==== Entries shown

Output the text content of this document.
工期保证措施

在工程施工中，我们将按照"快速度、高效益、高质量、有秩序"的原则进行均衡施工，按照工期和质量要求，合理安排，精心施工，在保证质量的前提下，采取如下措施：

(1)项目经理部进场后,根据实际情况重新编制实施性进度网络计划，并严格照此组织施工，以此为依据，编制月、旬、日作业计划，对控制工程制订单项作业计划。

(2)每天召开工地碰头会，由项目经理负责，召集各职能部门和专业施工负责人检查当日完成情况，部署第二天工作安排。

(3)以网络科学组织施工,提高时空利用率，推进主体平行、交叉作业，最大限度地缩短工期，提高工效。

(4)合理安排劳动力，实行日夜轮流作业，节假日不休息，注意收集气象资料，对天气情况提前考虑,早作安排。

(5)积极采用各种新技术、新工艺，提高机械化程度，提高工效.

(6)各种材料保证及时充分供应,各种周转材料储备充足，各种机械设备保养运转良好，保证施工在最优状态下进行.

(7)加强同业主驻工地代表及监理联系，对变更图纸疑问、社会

========

Description of the task
Take the entries and copy them out exactly.

Task output
Output the text content of this document.
工期保证措施

在工程施工中，我们将按照"快速度、高效益、高质量、有秩序"的原则进行均衡施工，按照工期和质量要求，合理安排，精心施工，在保证质量的前提下，采取如下措施：

(1)项目经理部进场后,根据实际情况重新编制实施性进度网络计划，并严格照此组织施工，以此为依据，编制月、旬、日作业计划，对控制工程制订单项作业计划。

(2)每天召开工地碰头会，由项目经理负责，召集各职能部门和专业施工负责人检查当日完成情况，部署第二天工作安排。

(3)以网络科学组织施工,提高时空利用率，推进主体平行、交叉作业，最大限度地缩短工期，提高工效。

(4)合理安排劳动力，实行日夜轮流作业，节假日不休息，注意收集气象资料，对天气情况提前考虑,早作安排。

(5)积极采用各种新技术、新工艺，提高机械化程度，提高工效.

(6)各种材料保证及时充分供应,各种周转材料储备充足，各种机械设备保养运转良好，保证施工在最优状态下进行.

(7)加强同业主驻工地代表及监理联系，对变更图纸疑问、社会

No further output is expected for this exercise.